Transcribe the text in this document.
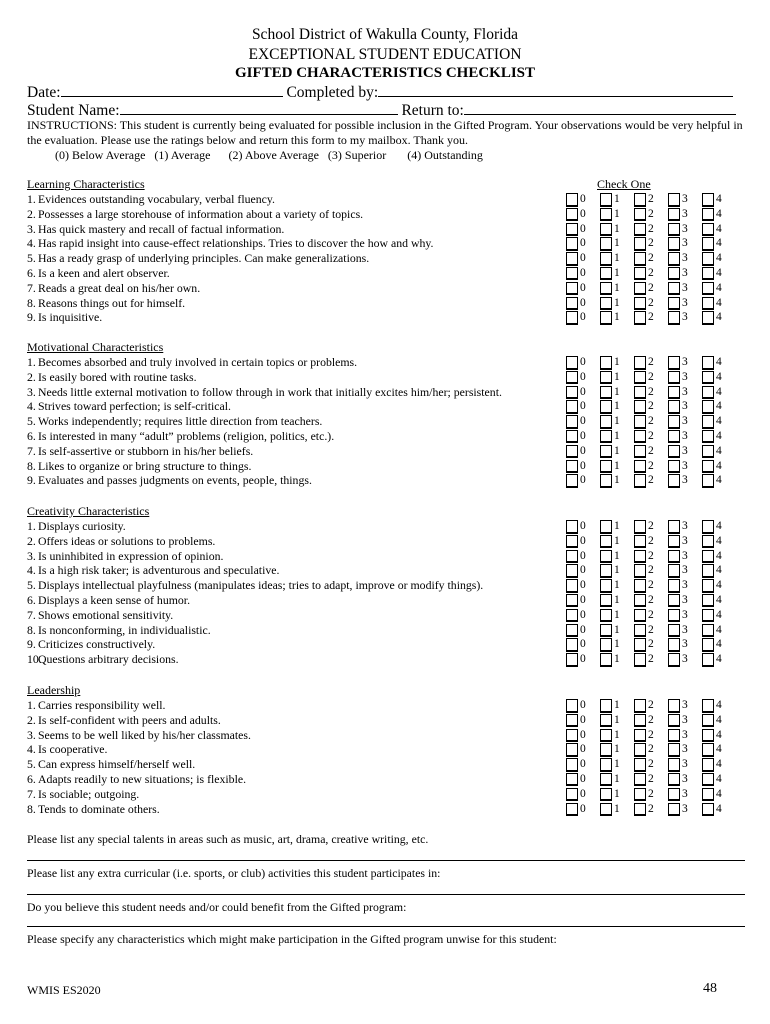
School District of Wakulla County, Florida
EXCEPTIONAL STUDENT EDUCATION
GIFTED CHARACTERISTICS CHECKLIST
Date:	Completed by:
Student Name:	Return to:
INSTRUCTIONS: This student is currently being evaluated for possible inclusion in the Gifted Program. Your observations would be very helpful in the evaluation. Please use the ratings below and return this form to my mailbox. Thank you.
(0) Below Average   (1) Average      (2) Above Average   (3) Superior       (4) Outstanding
Check One
Learning Characteristics
1. Evidences outstanding vocabulary, verbal fluency.	0 1 2 3 4
2. Possesses a large storehouse of information about a variety of topics.	0 1 2 3 4
3. Has quick mastery and recall of factual information.	0 1 2 3 4
4. Has rapid insight into cause-effect relationships. Tries to discover the how and why.	0 1 2 3 4
5. Has a ready grasp of underlying principles. Can make generalizations.	0 1 2 3 4
6. Is a keen and alert observer.	0 1 2 3 4
7. Reads a great deal on his/her own.	0 1 2 3 4
8. Reasons things out for himself.	0 1 2 3 4
9. Is inquisitive.	0 1 2 3 4
Motivational Characteristics
1. Becomes absorbed and truly involved in certain topics or problems.	0 1 2 3 4
2. Is easily bored with routine tasks.	0 1 2 3 4
3. Needs little external motivation to follow through in work that initially excites him/her; persistent.	0 1 2 3 4
4. Strives toward perfection; is self-critical.	0 1 2 3 4
5. Works independently; requires little direction from teachers.	0 1 2 3 4
6. Is interested in many “adult” problems (religion, politics, etc.).	0 1 2 3 4
7. Is self-assertive or stubborn in his/her beliefs.	0 1 2 3 4
8. Likes to organize or bring structure to things.	0 1 2 3 4
9. Evaluates and passes judgments on events, people, things.	0 1 2 3 4
Creativity Characteristics
1. Displays curiosity.	0 1 2 3 4
2. Offers ideas or solutions to problems.	0 1 2 3 4
3. Is uninhibited in expression of opinion.	0 1 2 3 4
4. Is a high risk taker; is adventurous and speculative.	0 1 2 3 4
5. Displays intellectual playfulness (manipulates ideas; tries to adapt, improve or modify things).	0 1 2 3 4
6. Displays a keen sense of humor.	0 1 2 3 4
7. Shows emotional sensitivity.	0 1 2 3 4
8. Is nonconforming, in individualistic.	0 1 2 3 4
9. Criticizes constructively.	0 1 2 3 4
10.Questions arbitrary decisions.	0 1 2 3 4
Leadership
1. Carries responsibility well.	0 1 2 3 4
2. Is self-confident with peers and adults.	0 1 2 3 4
3. Seems to be well liked by his/her classmates.	0 1 2 3 4
4. Is cooperative.	0 1 2 3 4
5. Can express himself/herself well.	0 1 2 3 4
6. Adapts readily to new situations; is flexible.	0 1 2 3 4
7. Is sociable; outgoing.	0 1 2 3 4
8. Tends to dominate others.	0 1 2 3 4
Please list any special talents in areas such as music, art, drama, creative writing, etc.
Please list any extra curricular (i.e. sports, or club) activities this student participates in:
Do you believe this student needs and/or could benefit from the Gifted program:
Please specify any characteristics which might make participation in the Gifted program unwise for this student:
WMIS ES2020	48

=-=-=-=-=

# [CHALLENGE]
Each record above is to be restated exactly, with its pictures removed from the copy.

# [ANSWER]
Transcribe the text in this document.
School District of Wakulla County, Florida
EXCEPTIONAL STUDENT EDUCATION
GIFTED CHARACTERISTICS CHECKLIST
Date:	Completed by:
Student Name:	Return to:
INSTRUCTIONS: This student is currently being evaluated for possible inclusion in the Gifted Program. Your observations would be very helpful in the evaluation. Please use the ratings below and return this form to my mailbox. Thank you.
(0) Below Average   (1) Average      (2) Above Average   (3) Superior       (4) Outstanding
Check One
Learning Characteristics
1. Evidences outstanding vocabulary, verbal fluency.	0 1 2 3 4
2. Possesses a large storehouse of information about a variety of topics.	0 1 2 3 4
3. Has quick mastery and recall of factual information.	0 1 2 3 4
4. Has rapid insight into cause-effect relationships. Tries to discover the how and why.	0 1 2 3 4
5. Has a ready grasp of underlying principles. Can make generalizations.	0 1 2 3 4
6. Is a keen and alert observer.	0 1 2 3 4
7. Reads a great deal on his/her own.	0 1 2 3 4
8. Reasons things out for himself.	0 1 2 3 4
9. Is inquisitive.	0 1 2 3 4
Motivational Characteristics
1. Becomes absorbed and truly involved in certain topics or problems.	0 1 2 3 4
2. Is easily bored with routine tasks.	0 1 2 3 4
3. Needs little external motivation to follow through in work that initially excites him/her; persistent.	0 1 2 3 4
4. Strives toward perfection; is self-critical.	0 1 2 3 4
5. Works independently; requires little direction from teachers.	0 1 2 3 4
6. Is interested in many “adult” problems (religion, politics, etc.).	0 1 2 3 4
7. Is self-assertive or stubborn in his/her beliefs.	0 1 2 3 4
8. Likes to organize or bring structure to things.	0 1 2 3 4
9. Evaluates and passes judgments on events, people, things.	0 1 2 3 4
Creativity Characteristics
1. Displays curiosity.	0 1 2 3 4
2. Offers ideas or solutions to problems.	0 1 2 3 4
3. Is uninhibited in expression of opinion.	0 1 2 3 4
4. Is a high risk taker; is adventurous and speculative.	0 1 2 3 4
5. Displays intellectual playfulness (manipulates ideas; tries to adapt, improve or modify things).	0 1 2 3 4
6. Displays a keen sense of humor.	0 1 2 3 4
7. Shows emotional sensitivity.	0 1 2 3 4
8. Is nonconforming, in individualistic.	0 1 2 3 4
9. Criticizes constructively.	0 1 2 3 4
10.Questions arbitrary decisions.	0 1 2 3 4
Leadership
1. Carries responsibility well.	0 1 2 3 4
2. Is self-confident with peers and adults.	0 1 2 3 4
3. Seems to be well liked by his/her classmates.	0 1 2 3 4
4. Is cooperative.	0 1 2 3 4
5. Can express himself/herself well.	0 1 2 3 4
6. Adapts readily to new situations; is flexible.	0 1 2 3 4
7. Is sociable; outgoing.	0 1 2 3 4
8. Tends to dominate others.	0 1 2 3 4
Please list any special talents in areas such as music, art, drama, creative writing, etc.
Please list any extra curricular (i.e. sports, or club) activities this student participates in:
Do you believe this student needs and/or could benefit from the Gifted program:
Please specify any characteristics which might make participation in the Gifted program unwise for this student:
WMIS ES2020	48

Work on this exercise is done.